--- INSTRUCTIONS FOR THE TASK ---
Each line in the entries below that holds the string "Ratio" is to be listed.

Stored data entries
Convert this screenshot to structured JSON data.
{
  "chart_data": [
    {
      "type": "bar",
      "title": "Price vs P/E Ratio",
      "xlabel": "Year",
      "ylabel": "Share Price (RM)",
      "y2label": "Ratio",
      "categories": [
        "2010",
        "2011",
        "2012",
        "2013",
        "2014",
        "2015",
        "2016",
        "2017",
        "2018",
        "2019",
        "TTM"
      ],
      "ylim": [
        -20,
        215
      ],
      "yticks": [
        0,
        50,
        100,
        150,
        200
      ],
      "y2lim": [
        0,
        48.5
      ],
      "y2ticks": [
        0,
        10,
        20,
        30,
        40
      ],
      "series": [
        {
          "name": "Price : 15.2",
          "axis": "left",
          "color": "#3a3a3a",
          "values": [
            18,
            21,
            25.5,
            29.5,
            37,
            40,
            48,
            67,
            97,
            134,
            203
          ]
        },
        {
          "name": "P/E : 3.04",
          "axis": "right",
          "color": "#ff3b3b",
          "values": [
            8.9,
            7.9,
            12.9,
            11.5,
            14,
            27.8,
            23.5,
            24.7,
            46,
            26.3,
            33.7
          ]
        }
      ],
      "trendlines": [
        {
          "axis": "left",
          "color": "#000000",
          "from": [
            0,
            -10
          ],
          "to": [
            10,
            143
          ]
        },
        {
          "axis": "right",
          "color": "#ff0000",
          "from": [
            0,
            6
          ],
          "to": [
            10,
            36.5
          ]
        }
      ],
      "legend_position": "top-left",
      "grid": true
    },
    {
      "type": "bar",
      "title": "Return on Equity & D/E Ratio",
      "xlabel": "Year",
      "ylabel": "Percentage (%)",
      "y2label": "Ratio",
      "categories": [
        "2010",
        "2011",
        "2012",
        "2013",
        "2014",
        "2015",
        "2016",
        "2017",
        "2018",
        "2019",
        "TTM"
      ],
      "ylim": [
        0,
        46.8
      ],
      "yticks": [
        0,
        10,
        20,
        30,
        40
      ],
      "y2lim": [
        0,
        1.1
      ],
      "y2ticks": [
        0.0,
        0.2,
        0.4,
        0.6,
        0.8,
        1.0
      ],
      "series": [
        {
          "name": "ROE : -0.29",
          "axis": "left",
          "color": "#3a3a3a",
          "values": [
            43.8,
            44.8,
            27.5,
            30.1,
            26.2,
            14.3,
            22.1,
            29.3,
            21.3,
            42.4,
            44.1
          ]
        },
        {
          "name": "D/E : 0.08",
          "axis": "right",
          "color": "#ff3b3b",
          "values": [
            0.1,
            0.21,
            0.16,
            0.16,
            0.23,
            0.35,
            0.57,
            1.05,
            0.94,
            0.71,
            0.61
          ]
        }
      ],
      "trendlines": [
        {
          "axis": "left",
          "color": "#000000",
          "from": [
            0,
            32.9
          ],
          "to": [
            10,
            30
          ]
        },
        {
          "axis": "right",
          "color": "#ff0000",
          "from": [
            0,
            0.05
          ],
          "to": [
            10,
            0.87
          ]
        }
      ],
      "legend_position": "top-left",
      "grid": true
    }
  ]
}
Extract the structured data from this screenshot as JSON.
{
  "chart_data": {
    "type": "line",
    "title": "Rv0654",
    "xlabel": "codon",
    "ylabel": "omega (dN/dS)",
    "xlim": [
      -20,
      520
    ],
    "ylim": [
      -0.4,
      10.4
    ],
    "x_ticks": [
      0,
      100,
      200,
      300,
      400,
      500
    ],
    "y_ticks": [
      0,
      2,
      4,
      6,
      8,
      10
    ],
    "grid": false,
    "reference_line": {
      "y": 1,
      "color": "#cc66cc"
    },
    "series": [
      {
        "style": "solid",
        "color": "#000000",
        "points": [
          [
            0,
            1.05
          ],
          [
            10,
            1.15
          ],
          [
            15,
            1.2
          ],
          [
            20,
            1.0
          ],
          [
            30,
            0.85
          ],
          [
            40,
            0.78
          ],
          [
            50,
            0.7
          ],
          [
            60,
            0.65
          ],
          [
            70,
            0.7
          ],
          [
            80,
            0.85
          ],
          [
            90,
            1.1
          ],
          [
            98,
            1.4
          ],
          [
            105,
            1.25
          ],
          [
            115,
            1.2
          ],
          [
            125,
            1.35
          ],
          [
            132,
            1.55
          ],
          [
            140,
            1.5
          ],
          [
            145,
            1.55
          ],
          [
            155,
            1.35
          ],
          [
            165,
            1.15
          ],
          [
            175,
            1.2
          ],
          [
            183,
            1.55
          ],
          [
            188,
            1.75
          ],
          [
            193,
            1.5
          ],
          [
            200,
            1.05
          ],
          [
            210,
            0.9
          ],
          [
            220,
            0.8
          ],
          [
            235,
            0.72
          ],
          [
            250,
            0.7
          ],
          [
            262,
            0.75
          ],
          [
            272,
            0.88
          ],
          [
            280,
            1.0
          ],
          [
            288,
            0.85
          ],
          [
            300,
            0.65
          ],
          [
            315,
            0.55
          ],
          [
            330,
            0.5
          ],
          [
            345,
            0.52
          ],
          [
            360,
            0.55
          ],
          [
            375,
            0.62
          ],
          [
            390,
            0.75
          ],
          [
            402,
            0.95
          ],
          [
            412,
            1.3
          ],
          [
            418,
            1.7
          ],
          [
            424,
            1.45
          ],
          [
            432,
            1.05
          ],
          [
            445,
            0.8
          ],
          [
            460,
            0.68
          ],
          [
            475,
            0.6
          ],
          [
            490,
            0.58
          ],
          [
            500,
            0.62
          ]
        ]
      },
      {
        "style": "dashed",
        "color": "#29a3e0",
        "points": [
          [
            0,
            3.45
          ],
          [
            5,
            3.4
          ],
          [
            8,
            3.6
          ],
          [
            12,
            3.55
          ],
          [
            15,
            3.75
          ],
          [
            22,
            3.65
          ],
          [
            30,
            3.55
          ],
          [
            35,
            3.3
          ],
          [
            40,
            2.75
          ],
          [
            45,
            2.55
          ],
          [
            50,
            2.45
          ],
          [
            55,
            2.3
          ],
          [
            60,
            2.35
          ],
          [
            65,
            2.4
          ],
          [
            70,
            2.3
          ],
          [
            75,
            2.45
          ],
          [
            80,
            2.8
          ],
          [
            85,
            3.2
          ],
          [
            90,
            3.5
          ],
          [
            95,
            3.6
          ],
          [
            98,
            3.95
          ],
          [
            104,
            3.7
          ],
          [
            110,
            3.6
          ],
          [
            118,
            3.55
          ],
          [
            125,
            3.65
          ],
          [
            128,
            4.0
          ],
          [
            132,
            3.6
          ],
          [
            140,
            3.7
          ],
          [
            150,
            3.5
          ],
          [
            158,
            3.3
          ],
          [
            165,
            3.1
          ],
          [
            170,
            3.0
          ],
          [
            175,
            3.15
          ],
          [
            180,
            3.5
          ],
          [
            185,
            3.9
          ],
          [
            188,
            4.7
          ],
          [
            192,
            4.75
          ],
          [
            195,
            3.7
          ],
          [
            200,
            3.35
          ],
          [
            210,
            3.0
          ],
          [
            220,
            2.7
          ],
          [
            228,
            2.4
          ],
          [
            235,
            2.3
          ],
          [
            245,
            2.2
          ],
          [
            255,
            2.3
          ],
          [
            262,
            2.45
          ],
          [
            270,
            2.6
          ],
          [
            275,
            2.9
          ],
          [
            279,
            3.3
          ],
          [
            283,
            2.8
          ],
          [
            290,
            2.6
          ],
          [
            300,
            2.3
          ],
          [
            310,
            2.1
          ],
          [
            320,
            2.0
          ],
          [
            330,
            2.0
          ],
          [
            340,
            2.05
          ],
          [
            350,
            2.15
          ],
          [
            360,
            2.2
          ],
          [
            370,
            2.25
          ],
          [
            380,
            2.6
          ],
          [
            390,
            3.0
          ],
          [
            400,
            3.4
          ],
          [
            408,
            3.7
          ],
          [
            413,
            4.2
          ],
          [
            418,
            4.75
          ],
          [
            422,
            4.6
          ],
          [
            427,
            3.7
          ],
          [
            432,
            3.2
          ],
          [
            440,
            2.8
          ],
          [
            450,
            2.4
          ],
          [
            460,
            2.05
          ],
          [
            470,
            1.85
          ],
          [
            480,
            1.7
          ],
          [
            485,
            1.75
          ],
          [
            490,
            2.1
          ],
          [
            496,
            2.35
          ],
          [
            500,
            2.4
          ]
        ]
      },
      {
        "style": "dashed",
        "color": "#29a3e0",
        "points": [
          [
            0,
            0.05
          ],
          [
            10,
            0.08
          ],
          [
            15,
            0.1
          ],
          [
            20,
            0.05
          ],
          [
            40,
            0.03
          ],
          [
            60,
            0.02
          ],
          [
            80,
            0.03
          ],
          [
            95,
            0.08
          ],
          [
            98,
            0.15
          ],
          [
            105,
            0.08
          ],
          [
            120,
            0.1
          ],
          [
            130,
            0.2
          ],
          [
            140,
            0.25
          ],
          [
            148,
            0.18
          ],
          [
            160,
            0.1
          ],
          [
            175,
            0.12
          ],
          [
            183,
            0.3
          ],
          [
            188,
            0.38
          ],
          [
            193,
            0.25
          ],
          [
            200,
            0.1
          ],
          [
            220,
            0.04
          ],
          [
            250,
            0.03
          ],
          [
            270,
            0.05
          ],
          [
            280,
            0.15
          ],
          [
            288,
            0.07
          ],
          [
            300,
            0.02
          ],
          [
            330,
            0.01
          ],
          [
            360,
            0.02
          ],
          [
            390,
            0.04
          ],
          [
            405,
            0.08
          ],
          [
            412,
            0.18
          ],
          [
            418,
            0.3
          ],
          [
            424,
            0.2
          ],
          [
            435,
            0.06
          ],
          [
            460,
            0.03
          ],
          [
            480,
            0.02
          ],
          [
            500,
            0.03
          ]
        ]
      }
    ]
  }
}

--- CORRECT RESULT ---
      "title": "Price vs P/E Ratio",
      "y2label": "Ratio",
      "title": "Return on Equity & D/E Ratio",
      "y2label": "Ratio",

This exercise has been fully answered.